◆ **Written task**:
All of the data that follows should be retyped exactly, please, except the pictures.

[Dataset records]
_ _ _ _ _ _ _

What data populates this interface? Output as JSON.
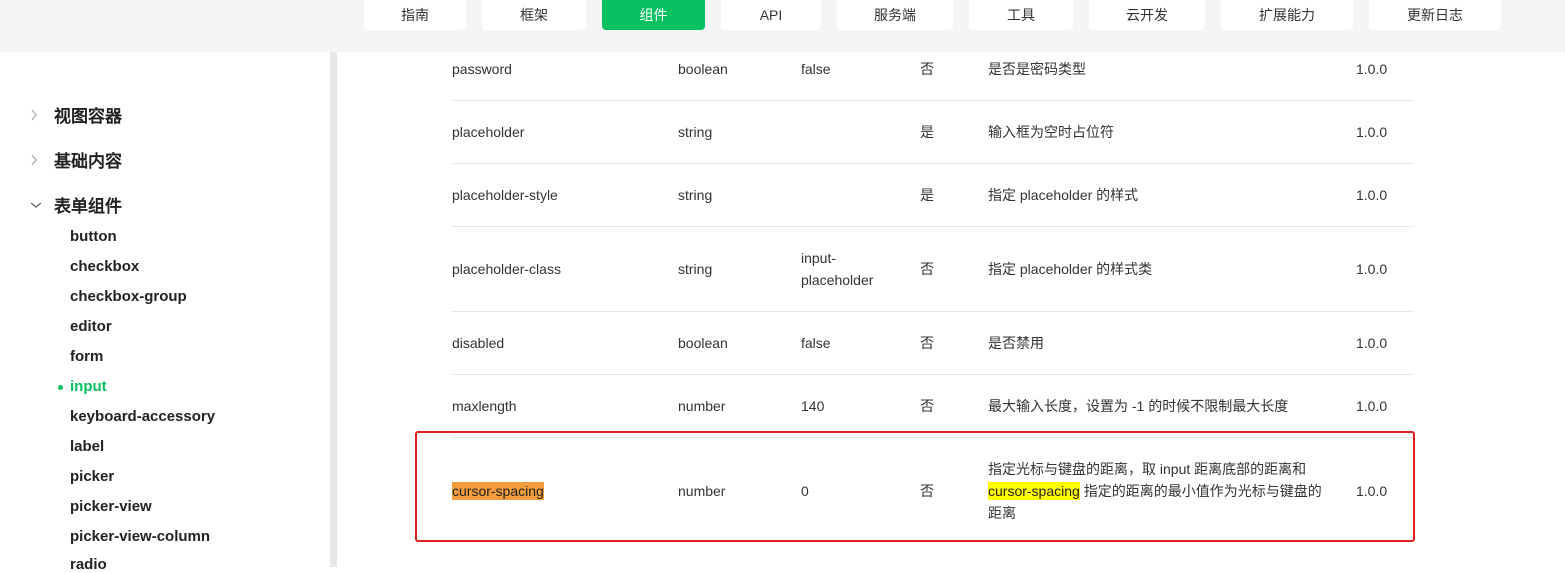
{
  "nav": {
    "tabs": [
      {
        "label": "指南",
        "active": false
      },
      {
        "label": "框架",
        "active": false
      },
      {
        "label": "组件",
        "active": true
      },
      {
        "label": "API",
        "active": false
      },
      {
        "label": "服务端",
        "active": false
      },
      {
        "label": "工具",
        "active": false
      },
      {
        "label": "云开发",
        "active": false
      },
      {
        "label": "扩展能力",
        "active": false
      },
      {
        "label": "更新日志",
        "active": false
      }
    ]
  },
  "sidebar": {
    "groups": [
      {
        "label": "视图容器",
        "expanded": false
      },
      {
        "label": "基础内容",
        "expanded": false
      },
      {
        "label": "表单组件",
        "expanded": true
      }
    ],
    "items": [
      {
        "label": "button"
      },
      {
        "label": "checkbox"
      },
      {
        "label": "checkbox-group"
      },
      {
        "label": "editor"
      },
      {
        "label": "form"
      },
      {
        "label": "input",
        "active": true
      },
      {
        "label": "keyboard-accessory"
      },
      {
        "label": "label"
      },
      {
        "label": "picker"
      },
      {
        "label": "picker-view"
      },
      {
        "label": "picker-view-column"
      },
      {
        "label": "radio"
      }
    ]
  },
  "table": {
    "rows": [
      {
        "name": "password",
        "type": "boolean",
        "default": "false",
        "required": "否",
        "desc": "是否是密码类型",
        "version": "1.0.0"
      },
      {
        "name": "placeholder",
        "type": "string",
        "default": "",
        "required": "是",
        "desc": "输入框为空时占位符",
        "version": "1.0.0"
      },
      {
        "name": "placeholder-style",
        "type": "string",
        "default": "",
        "required": "是",
        "desc": "指定 placeholder 的样式",
        "version": "1.0.0"
      },
      {
        "name": "placeholder-class",
        "type": "string",
        "default_line1": "input-",
        "default_line2": "placeholder",
        "required": "否",
        "desc": "指定 placeholder 的样式类",
        "version": "1.0.0"
      },
      {
        "name": "disabled",
        "type": "boolean",
        "default": "false",
        "required": "否",
        "desc": "是否禁用",
        "version": "1.0.0"
      },
      {
        "name": "maxlength",
        "type": "number",
        "default": "140",
        "required": "否",
        "desc": "最大输入长度，设置为 -1 的时候不限制最大长度",
        "version": "1.0.0"
      },
      {
        "name": "cursor-spacing",
        "type": "number",
        "default": "0",
        "required": "否",
        "desc_pre": "指定光标与键盘的距离，取 input 距离底部的距离和",
        "desc_hl": "cursor-spacing",
        "desc_post": " 指定的距离的最小值作为光标与键盘的距离",
        "version": "1.0.0"
      }
    ]
  },
  "colors": {
    "accent": "#07c160",
    "highlight_box": "#e02020",
    "hl_orange": "#f39c3c",
    "hl_yellow": "#ffff00"
  }
}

_ _ _ _ _ _ _

◆ **Reply to the task**:
What data populates this interface? Output as JSON.
{
  "nav": {
    "tabs": [
      {
        "label": "指南",
        "active": false
      },
      {
        "label": "框架",
        "active": false
      },
      {
        "label": "组件",
        "active": true
      },
      {
        "label": "API",
        "active": false
      },
      {
        "label": "服务端",
        "active": false
      },
      {
        "label": "工具",
        "active": false
      },
      {
        "label": "云开发",
        "active": false
      },
      {
        "label": "扩展能力",
        "active": false
      },
      {
        "label": "更新日志",
        "active": false
      }
    ]
  },
  "sidebar": {
    "groups": [
      {
        "label": "视图容器",
        "expanded": false
      },
      {
        "label": "基础内容",
        "expanded": false
      },
      {
        "label": "表单组件",
        "expanded": true
      }
    ],
    "items": [
      {
        "label": "button"
      },
      {
        "label": "checkbox"
      },
      {
        "label": "checkbox-group"
      },
      {
        "label": "editor"
      },
      {
        "label": "form"
      },
      {
        "label": "input",
        "active": true
      },
      {
        "label": "keyboard-accessory"
      },
      {
        "label": "label"
      },
      {
        "label": "picker"
      },
      {
        "label": "picker-view"
      },
      {
        "label": "picker-view-column"
      },
      {
        "label": "radio"
      }
    ]
  },
  "table": {
    "rows": [
      {
        "name": "password",
        "type": "boolean",
        "default": "false",
        "required": "否",
        "desc": "是否是密码类型",
        "version": "1.0.0"
      },
      {
        "name": "placeholder",
        "type": "string",
        "default": "",
        "required": "是",
        "desc": "输入框为空时占位符",
        "version": "1.0.0"
      },
      {
        "name": "placeholder-style",
        "type": "string",
        "default": "",
        "required": "是",
        "desc": "指定 placeholder 的样式",
        "version": "1.0.0"
      },
      {
        "name": "placeholder-class",
        "type": "string",
        "default_line1": "input-",
        "default_line2": "placeholder",
        "required": "否",
        "desc": "指定 placeholder 的样式类",
        "version": "1.0.0"
      },
      {
        "name": "disabled",
        "type": "boolean",
        "default": "false",
        "required": "否",
        "desc": "是否禁用",
        "version": "1.0.0"
      },
      {
        "name": "maxlength",
        "type": "number",
        "default": "140",
        "required": "否",
        "desc": "最大输入长度，设置为 -1 的时候不限制最大长度",
        "version": "1.0.0"
      },
      {
        "name": "cursor-spacing",
        "type": "number",
        "default": "0",
        "required": "否",
        "desc_pre": "指定光标与键盘的距离，取 input 距离底部的距离和",
        "desc_hl": "cursor-spacing",
        "desc_post": " 指定的距离的最小值作为光标与键盘的距离",
        "version": "1.0.0"
      }
    ]
  },
  "colors": {
    "accent": "#07c160",
    "highlight_box": "#e02020",
    "hl_orange": "#f39c3c",
    "hl_yellow": "#ffff00"
  }
}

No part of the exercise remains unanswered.